**Job**
Omit all images, then return the remaining material exactly as it stands.

------------------------------------

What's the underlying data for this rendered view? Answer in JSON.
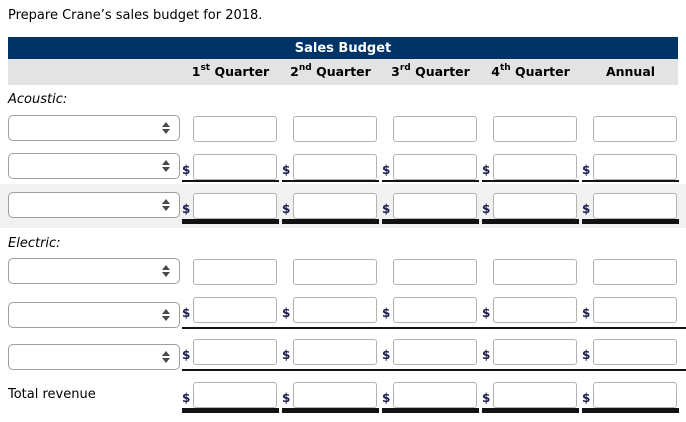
{
  "page": {
    "instruction": "Prepare Crane’s sales budget for 2018."
  },
  "table": {
    "title": "Sales Budget",
    "currency_symbol": "$",
    "colors": {
      "header_bar": "#003366",
      "header_text": "#ffffff",
      "subheader_bg": "#e3e3e3",
      "band_bg": "#f1f1f1"
    },
    "headers": [
      {
        "base": "1",
        "sup": "st",
        "suffix": " Quarter"
      },
      {
        "base": "2",
        "sup": "nd",
        "suffix": " Quarter"
      },
      {
        "base": "3",
        "sup": "rd",
        "suffix": " Quarter"
      },
      {
        "base": "4",
        "sup": "th",
        "suffix": " Quarter"
      },
      {
        "base": "Annual",
        "sup": "",
        "suffix": ""
      }
    ],
    "sections": [
      {
        "label": "Acoustic:"
      },
      {
        "label": "Electric:"
      }
    ],
    "total_label": "Total revenue",
    "select_value": ""
  }
}
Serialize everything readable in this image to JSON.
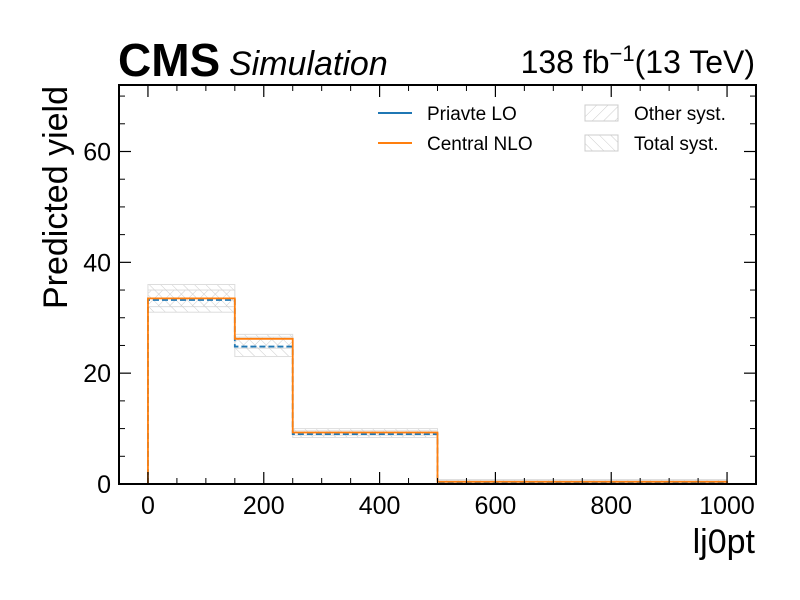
{
  "header": {
    "experiment": "CMS",
    "qualifier": "Simulation",
    "lumi_value": "138 fb",
    "lumi_exponent": "−1",
    "lumi_energy": "(13 TeV)"
  },
  "chart_data": {
    "type": "histogram",
    "xlabel": "lj0pt",
    "ylabel": "Predicted yield",
    "xlim": [
      -50,
      1050
    ],
    "ylim": [
      0,
      72
    ],
    "x_ticks": [
      0,
      200,
      400,
      600,
      800,
      1000
    ],
    "y_ticks": [
      0,
      20,
      40,
      60
    ],
    "bin_edges": [
      0,
      150,
      250,
      500,
      1000
    ],
    "series": [
      {
        "name": "Priavte LO",
        "color": "#1f77b4",
        "style": "dashed",
        "values": [
          33.2,
          24.8,
          9.0,
          0.3
        ]
      },
      {
        "name": "Central NLO",
        "color": "#ff7f0e",
        "style": "solid",
        "values": [
          33.5,
          26.2,
          9.3,
          0.4
        ]
      }
    ],
    "bands": [
      {
        "name": "Other syst.",
        "hatch": "////",
        "low": [
          32.0,
          24.5,
          8.8,
          0.2
        ],
        "high": [
          35.0,
          26.5,
          9.6,
          0.6
        ]
      },
      {
        "name": "Total syst.",
        "hatch": "\\\\\\\\",
        "low": [
          31.0,
          23.0,
          8.4,
          0.0
        ],
        "high": [
          36.0,
          27.0,
          10.0,
          0.8
        ]
      }
    ],
    "legend": {
      "placement": "top-right",
      "columns": 2
    }
  }
}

------------------------------------

**Exercise solution**
What's the underlying data for this rendered view? Answer in JSON.
{
  "page": {
    "instruction": "Prepare Crane’s sales budget for 2018."
  },
  "table": {
    "title": "Sales Budget",
    "currency_symbol": "$",
    "colors": {
      "header_bar": "#003366",
      "header_text": "#ffffff",
      "subheader_bg": "#e3e3e3",
      "band_bg": "#f1f1f1"
    },
    "headers": [
      {
        "base": "1",
        "sup": "st",
        "suffix": " Quarter"
      },
      {
        "base": "2",
        "sup": "nd",
        "suffix": " Quarter"
      },
      {
        "base": "3",
        "sup": "rd",
        "suffix": " Quarter"
      },
      {
        "base": "4",
        "sup": "th",
        "suffix": " Quarter"
      },
      {
        "base": "Annual",
        "sup": "",
        "suffix": ""
      }
    ],
    "sections": [
      {
        "label": "Acoustic:"
      },
      {
        "label": "Electric:"
      }
    ],
    "total_label": "Total revenue",
    "select_value": ""
  }
}
Serialize everything readable in this image to JSON.
{
  "header": {
    "experiment": "CMS",
    "qualifier": "Simulation",
    "lumi_value": "138 fb",
    "lumi_exponent": "−1",
    "lumi_energy": "(13 TeV)"
  },
  "chart_data": {
    "type": "histogram",
    "xlabel": "lj0pt",
    "ylabel": "Predicted yield",
    "xlim": [
      -50,
      1050
    ],
    "ylim": [
      0,
      72
    ],
    "x_ticks": [
      0,
      200,
      400,
      600,
      800,
      1000
    ],
    "y_ticks": [
      0,
      20,
      40,
      60
    ],
    "bin_edges": [
      0,
      150,
      250,
      500,
      1000
    ],
    "series": [
      {
        "name": "Priavte LO",
        "color": "#1f77b4",
        "style": "dashed",
        "values": [
          33.2,
          24.8,
          9.0,
          0.3
        ]
      },
      {
        "name": "Central NLO",
        "color": "#ff7f0e",
        "style": "solid",
        "values": [
          33.5,
          26.2,
          9.3,
          0.4
        ]
      }
    ],
    "bands": [
      {
        "name": "Other syst.",
        "hatch": "////",
        "low": [
          32.0,
          24.5,
          8.8,
          0.2
        ],
        "high": [
          35.0,
          26.5,
          9.6,
          0.6
        ]
      },
      {
        "name": "Total syst.",
        "hatch": "\\\\\\\\",
        "low": [
          31.0,
          23.0,
          8.4,
          0.0
        ],
        "high": [
          36.0,
          27.0,
          10.0,
          0.8
        ]
      }
    ],
    "legend": {
      "placement": "top-right",
      "columns": 2
    }
  }
}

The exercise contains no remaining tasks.